*OBJECTIVE:*
In the listing below, identify each line with the word "this" and return those lines.

Extracts from a graphics dataset:
## Start

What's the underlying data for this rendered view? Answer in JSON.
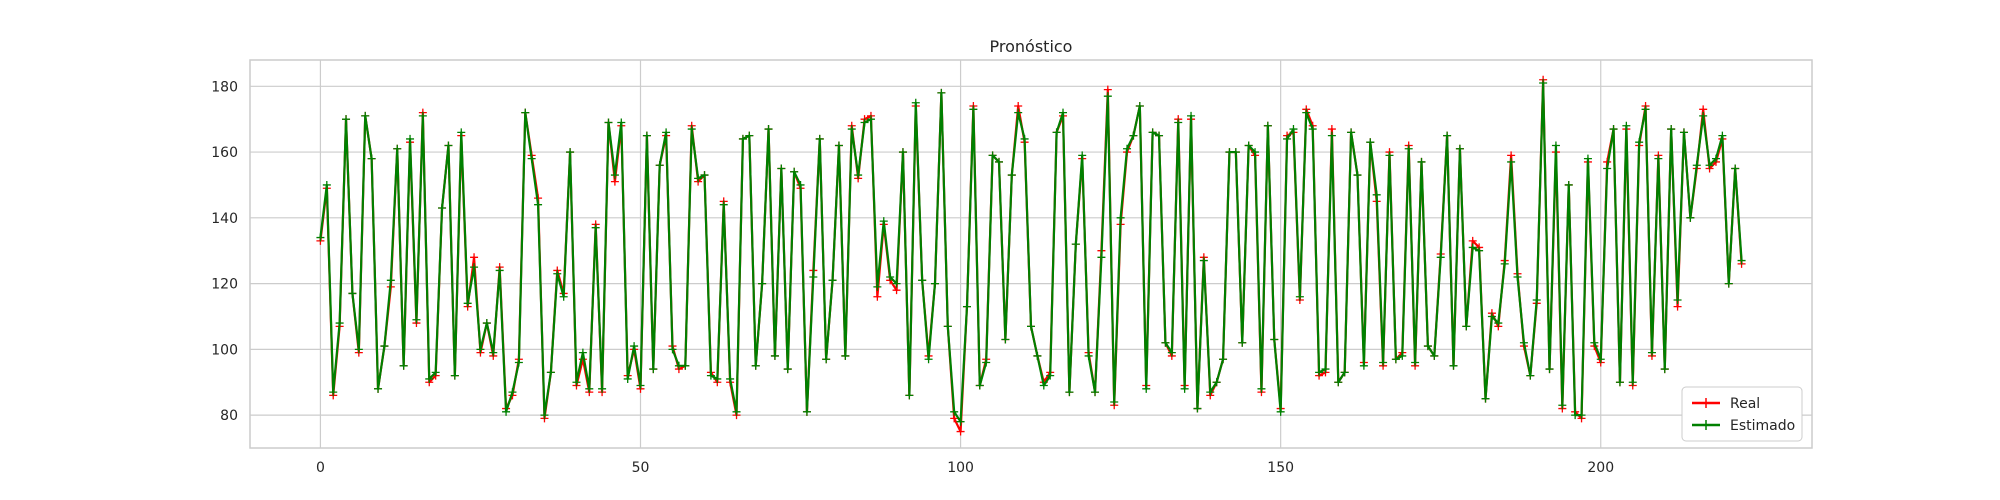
{
  "chart_data": {
    "type": "line",
    "title": "Pronóstico",
    "xlabel": "",
    "ylabel": "",
    "xlim": [
      -11,
      233
    ],
    "ylim": [
      70,
      188
    ],
    "xticks": [
      0,
      50,
      100,
      150,
      200
    ],
    "yticks": [
      80,
      100,
      120,
      140,
      160,
      180
    ],
    "grid": true,
    "legend_position": "lower-right",
    "colors": {
      "Real": "#ff0000",
      "Estimado": "#008000"
    },
    "series": [
      {
        "name": "Real",
        "marker": "+",
        "values": [
          133,
          149,
          86,
          107,
          170,
          117,
          99,
          171,
          158,
          88,
          101,
          119,
          161,
          95,
          163,
          108,
          172,
          90,
          92,
          143,
          162,
          92,
          165,
          113,
          128,
          99,
          108,
          98,
          125,
          82,
          86,
          97,
          172,
          159,
          146,
          79,
          93,
          124,
          117,
          160,
          89,
          97,
          87,
          138,
          87,
          169,
          151,
          168,
          92,
          100,
          88,
          165,
          94,
          156,
          165,
          101,
          94,
          95,
          168,
          151,
          153,
          93,
          90,
          145,
          90,
          80,
          164,
          165,
          95,
          120,
          167,
          98,
          155,
          94,
          154,
          149,
          81,
          124,
          164,
          97,
          121,
          162,
          98,
          168,
          152,
          170,
          171,
          116,
          138,
          121,
          118,
          160,
          86,
          174,
          121,
          98,
          120,
          178,
          107,
          79,
          75,
          113,
          174,
          89,
          97,
          159,
          157,
          103,
          153,
          174,
          163,
          107,
          98,
          90,
          93,
          166,
          171,
          87,
          132,
          158,
          99,
          87,
          130,
          179,
          83,
          138,
          160,
          165,
          174,
          89,
          166,
          165,
          102,
          98,
          170,
          89,
          170,
          82,
          128,
          86,
          90,
          97,
          160,
          160,
          102,
          162,
          159,
          87,
          168,
          103,
          82,
          165,
          166,
          115,
          173,
          168,
          92,
          93,
          167,
          90,
          93,
          166,
          153,
          96,
          163,
          145,
          95,
          160,
          97,
          99,
          162,
          95,
          157,
          101,
          98,
          129,
          165,
          95,
          161,
          107,
          133,
          131,
          85,
          111,
          107,
          127,
          159,
          123,
          101,
          92,
          114,
          182,
          94,
          160,
          82,
          150,
          81,
          79,
          157,
          101,
          96,
          157,
          167,
          90,
          167,
          89,
          162,
          174,
          98,
          159,
          94,
          167,
          113,
          166,
          140,
          155,
          173,
          155,
          157,
          164,
          120,
          155,
          126
        ]
      },
      {
        "name": "Estimado",
        "marker": "+",
        "values": [
          134,
          150,
          87,
          108,
          170,
          117,
          100,
          171,
          158,
          88,
          101,
          121,
          161,
          95,
          164,
          109,
          171,
          91,
          93,
          143,
          162,
          92,
          166,
          114,
          125,
          100,
          108,
          99,
          124,
          81,
          87,
          96,
          172,
          158,
          144,
          80,
          93,
          123,
          116,
          160,
          90,
          99,
          88,
          137,
          88,
          169,
          153,
          169,
          91,
          101,
          89,
          165,
          94,
          156,
          166,
          100,
          95,
          95,
          167,
          152,
          153,
          92,
          91,
          144,
          91,
          81,
          164,
          165,
          95,
          120,
          167,
          98,
          155,
          94,
          154,
          150,
          81,
          122,
          164,
          97,
          121,
          162,
          98,
          167,
          153,
          169,
          170,
          119,
          139,
          122,
          120,
          160,
          86,
          175,
          121,
          97,
          120,
          178,
          107,
          81,
          78,
          113,
          173,
          89,
          96,
          159,
          157,
          103,
          153,
          172,
          164,
          107,
          98,
          89,
          92,
          166,
          172,
          87,
          132,
          159,
          98,
          87,
          128,
          177,
          84,
          140,
          161,
          165,
          174,
          88,
          166,
          165,
          102,
          99,
          169,
          88,
          171,
          82,
          127,
          87,
          90,
          97,
          160,
          160,
          102,
          162,
          160,
          88,
          168,
          103,
          81,
          164,
          167,
          116,
          172,
          167,
          93,
          94,
          165,
          90,
          93,
          166,
          153,
          95,
          163,
          147,
          96,
          159,
          97,
          98,
          161,
          96,
          157,
          101,
          98,
          128,
          165,
          95,
          161,
          107,
          131,
          130,
          85,
          110,
          108,
          126,
          157,
          122,
          102,
          92,
          115,
          181,
          94,
          162,
          83,
          150,
          80,
          80,
          158,
          102,
          97,
          155,
          167,
          90,
          168,
          90,
          163,
          173,
          99,
          158,
          94,
          167,
          115,
          166,
          140,
          156,
          171,
          156,
          158,
          165,
          120,
          155,
          127
        ]
      }
    ]
  }
}
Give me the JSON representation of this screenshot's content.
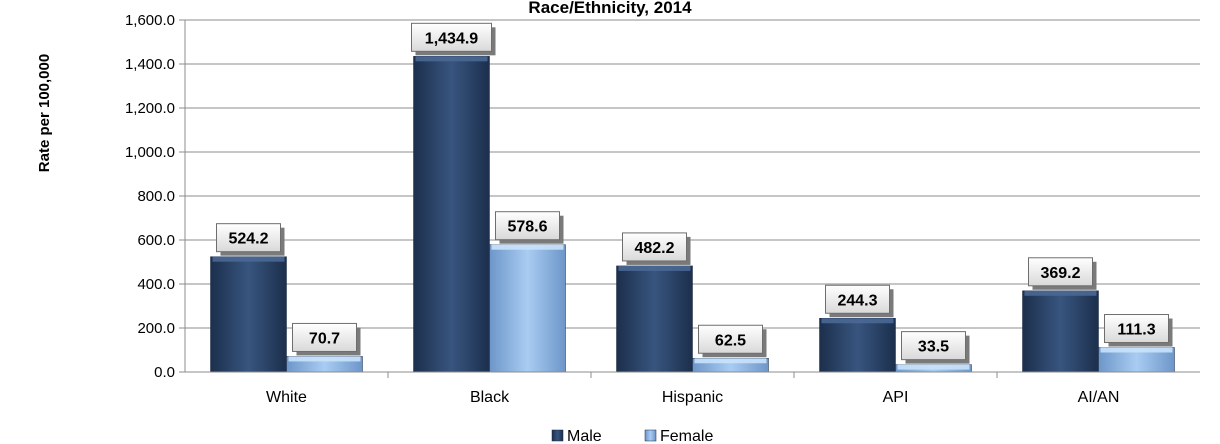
{
  "chart_data": {
    "type": "bar",
    "title": "Race/Ethnicity, 2014",
    "xlabel": "",
    "ylabel": "Rate per 100,000",
    "categories": [
      "White",
      "Black",
      "Hispanic",
      "API",
      "AI/AN"
    ],
    "series": [
      {
        "name": "Male",
        "values": [
          524.2,
          1434.9,
          482.2,
          244.3,
          369.2
        ],
        "color": "#2c4468"
      },
      {
        "name": "Female",
        "values": [
          70.7,
          578.6,
          62.5,
          33.5,
          111.3
        ],
        "color": "#8fb6e3"
      }
    ],
    "ylim": [
      0,
      1600
    ],
    "yticks": [
      "0.0",
      "200.0",
      "400.0",
      "600.0",
      "800.0",
      "1,000.0",
      "1,200.0",
      "1,400.0",
      "1,600.0"
    ],
    "data_labels": [
      [
        "524.2",
        "1,434.9",
        "482.2",
        "244.3",
        "369.2"
      ],
      [
        "70.7",
        "578.6",
        "62.5",
        "33.5",
        "111.3"
      ]
    ],
    "grid": true,
    "legend": "bottom"
  }
}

## End

*TASK RESULT:*
What's the underlying data for this rendered view? Answer in JSON.
Give me the JSON representation of this screenshot's content.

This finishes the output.